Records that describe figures
────────────────────────────────────────
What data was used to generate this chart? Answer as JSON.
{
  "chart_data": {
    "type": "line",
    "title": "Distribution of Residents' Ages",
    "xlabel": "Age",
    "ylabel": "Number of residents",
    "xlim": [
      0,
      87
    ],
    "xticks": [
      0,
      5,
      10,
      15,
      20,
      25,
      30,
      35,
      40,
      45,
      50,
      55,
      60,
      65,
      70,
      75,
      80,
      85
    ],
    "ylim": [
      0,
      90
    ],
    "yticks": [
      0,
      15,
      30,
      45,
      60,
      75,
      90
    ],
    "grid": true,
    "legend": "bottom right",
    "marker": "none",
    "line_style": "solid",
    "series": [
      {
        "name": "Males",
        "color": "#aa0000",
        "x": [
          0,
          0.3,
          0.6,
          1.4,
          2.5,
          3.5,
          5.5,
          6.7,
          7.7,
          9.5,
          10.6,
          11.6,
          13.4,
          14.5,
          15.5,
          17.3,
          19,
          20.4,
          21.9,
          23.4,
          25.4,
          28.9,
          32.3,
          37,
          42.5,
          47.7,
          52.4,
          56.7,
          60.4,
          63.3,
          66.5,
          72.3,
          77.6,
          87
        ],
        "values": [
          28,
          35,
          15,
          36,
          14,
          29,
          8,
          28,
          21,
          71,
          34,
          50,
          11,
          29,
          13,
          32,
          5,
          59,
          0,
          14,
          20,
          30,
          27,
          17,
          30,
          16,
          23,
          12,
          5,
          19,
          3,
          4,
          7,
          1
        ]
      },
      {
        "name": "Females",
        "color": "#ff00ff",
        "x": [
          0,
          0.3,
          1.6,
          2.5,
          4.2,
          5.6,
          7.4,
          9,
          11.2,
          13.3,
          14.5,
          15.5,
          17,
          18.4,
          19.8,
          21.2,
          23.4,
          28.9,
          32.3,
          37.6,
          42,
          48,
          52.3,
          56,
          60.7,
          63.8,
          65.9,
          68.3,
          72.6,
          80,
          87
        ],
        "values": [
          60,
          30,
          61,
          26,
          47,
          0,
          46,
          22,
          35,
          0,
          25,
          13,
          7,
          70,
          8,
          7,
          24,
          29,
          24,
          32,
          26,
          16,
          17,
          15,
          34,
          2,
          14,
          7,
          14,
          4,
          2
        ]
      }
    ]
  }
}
────────────────────────────────────────
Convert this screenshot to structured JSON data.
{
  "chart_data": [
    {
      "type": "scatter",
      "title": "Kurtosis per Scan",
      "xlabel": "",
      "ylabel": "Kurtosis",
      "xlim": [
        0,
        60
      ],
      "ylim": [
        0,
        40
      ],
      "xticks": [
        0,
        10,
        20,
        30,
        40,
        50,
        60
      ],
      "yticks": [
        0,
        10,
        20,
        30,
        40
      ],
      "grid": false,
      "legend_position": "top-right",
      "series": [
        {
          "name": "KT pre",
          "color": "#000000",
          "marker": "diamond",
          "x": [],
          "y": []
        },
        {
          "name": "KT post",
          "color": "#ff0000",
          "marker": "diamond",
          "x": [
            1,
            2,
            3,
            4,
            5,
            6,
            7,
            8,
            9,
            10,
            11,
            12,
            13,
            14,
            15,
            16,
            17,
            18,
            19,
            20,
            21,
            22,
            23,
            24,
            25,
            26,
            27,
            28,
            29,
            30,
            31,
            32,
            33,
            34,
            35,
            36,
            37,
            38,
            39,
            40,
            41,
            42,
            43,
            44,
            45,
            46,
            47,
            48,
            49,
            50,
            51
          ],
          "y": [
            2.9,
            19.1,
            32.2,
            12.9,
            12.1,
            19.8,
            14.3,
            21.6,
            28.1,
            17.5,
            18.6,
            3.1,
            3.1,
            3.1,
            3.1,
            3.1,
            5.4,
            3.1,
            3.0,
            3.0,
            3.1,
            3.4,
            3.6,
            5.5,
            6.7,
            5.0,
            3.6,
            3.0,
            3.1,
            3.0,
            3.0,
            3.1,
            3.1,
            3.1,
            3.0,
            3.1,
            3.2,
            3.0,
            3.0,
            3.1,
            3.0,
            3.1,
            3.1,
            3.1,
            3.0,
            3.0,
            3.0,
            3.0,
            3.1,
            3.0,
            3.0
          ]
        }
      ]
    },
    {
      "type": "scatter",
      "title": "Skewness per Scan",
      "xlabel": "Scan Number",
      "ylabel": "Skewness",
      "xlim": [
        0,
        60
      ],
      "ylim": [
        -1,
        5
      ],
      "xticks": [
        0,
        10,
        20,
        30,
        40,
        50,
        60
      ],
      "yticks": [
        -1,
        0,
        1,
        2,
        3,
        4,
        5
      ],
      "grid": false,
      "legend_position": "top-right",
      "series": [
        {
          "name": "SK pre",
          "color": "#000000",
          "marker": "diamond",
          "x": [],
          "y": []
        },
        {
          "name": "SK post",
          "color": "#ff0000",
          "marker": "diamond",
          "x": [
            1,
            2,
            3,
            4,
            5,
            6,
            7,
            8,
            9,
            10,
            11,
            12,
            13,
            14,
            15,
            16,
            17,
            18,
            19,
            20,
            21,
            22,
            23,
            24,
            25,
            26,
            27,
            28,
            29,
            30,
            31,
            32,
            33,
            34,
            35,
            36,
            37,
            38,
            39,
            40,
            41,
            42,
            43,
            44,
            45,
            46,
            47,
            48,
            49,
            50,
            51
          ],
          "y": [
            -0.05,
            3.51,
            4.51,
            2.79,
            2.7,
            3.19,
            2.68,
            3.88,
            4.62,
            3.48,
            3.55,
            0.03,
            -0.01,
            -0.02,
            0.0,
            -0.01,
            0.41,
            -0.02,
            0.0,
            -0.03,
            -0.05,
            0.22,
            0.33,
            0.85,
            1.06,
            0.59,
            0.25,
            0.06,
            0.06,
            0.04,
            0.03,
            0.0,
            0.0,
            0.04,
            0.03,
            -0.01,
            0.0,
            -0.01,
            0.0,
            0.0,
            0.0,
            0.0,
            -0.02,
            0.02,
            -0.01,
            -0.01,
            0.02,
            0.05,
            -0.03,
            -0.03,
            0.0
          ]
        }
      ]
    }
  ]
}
────────────────────────────────────────
▶ _Directive_: Search the data for the string "Kurtosis". List each line that has it.

▶ _Task response_:
      "title": "Kurtosis per Scan",
      "ylabel": "Kurtosis",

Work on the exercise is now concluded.